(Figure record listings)
>>>>

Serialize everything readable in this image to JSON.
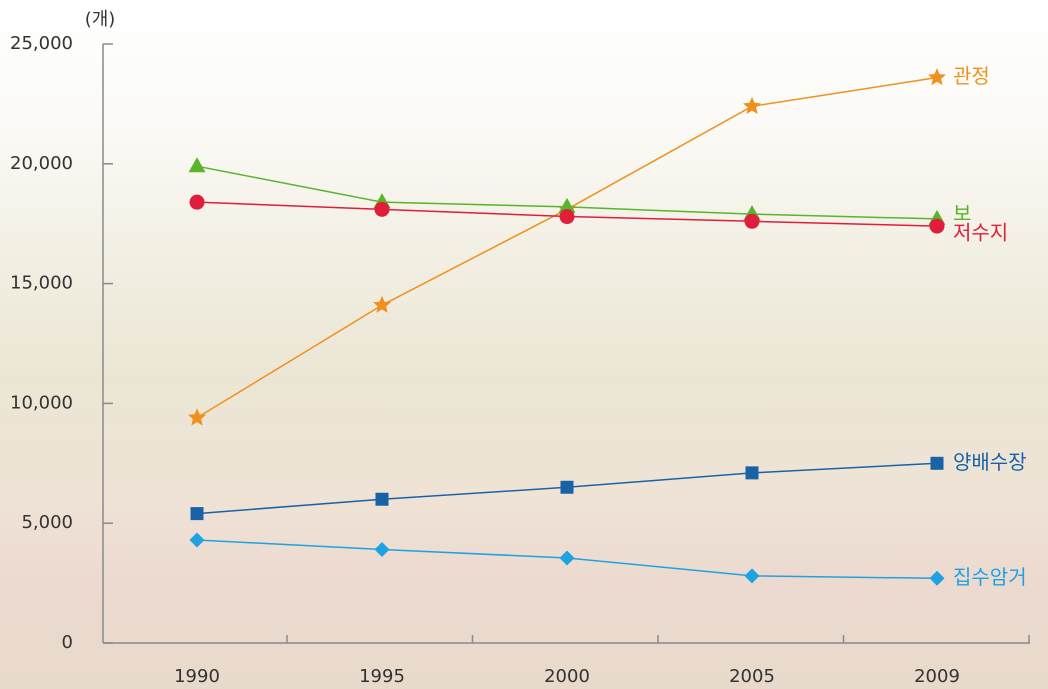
{
  "chart_data": {
    "type": "line",
    "unit_label": "(개)",
    "categories": [
      "1990",
      "1995",
      "2000",
      "2005",
      "2009"
    ],
    "series": [
      {
        "name": "관정",
        "color": "#f0901e",
        "marker": "star",
        "values": [
          9400,
          14100,
          18100,
          22400,
          23600
        ]
      },
      {
        "name": "보",
        "color": "#58b52c",
        "marker": "triangle",
        "values": [
          19900,
          18400,
          18200,
          17900,
          17700
        ]
      },
      {
        "name": "저수지",
        "color": "#e01e3c",
        "marker": "circle",
        "values": [
          18400,
          18100,
          17800,
          17600,
          17400
        ]
      },
      {
        "name": "양배수장",
        "color": "#1a62a6",
        "marker": "square",
        "values": [
          5400,
          6000,
          6500,
          7100,
          7500
        ]
      },
      {
        "name": "집수암거",
        "color": "#1ea2e2",
        "marker": "diamond",
        "values": [
          4300,
          3900,
          3550,
          2800,
          2700
        ]
      }
    ],
    "ylim": [
      0,
      25000
    ],
    "yticks": [
      0,
      {
        "value": 5000,
        "label": "5,000"
      },
      {
        "value": 10000,
        "label": "10,000"
      },
      {
        "value": 15000,
        "label": "15,000"
      },
      {
        "value": 20000,
        "label": "20,000"
      },
      {
        "value": 25000,
        "label": "25,000"
      }
    ],
    "grid": false
  }
}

<<<<

**Problem statement**: Determine the number of lines in these entries that contain the word "marker", and write only that number.

**Result of this task**: 5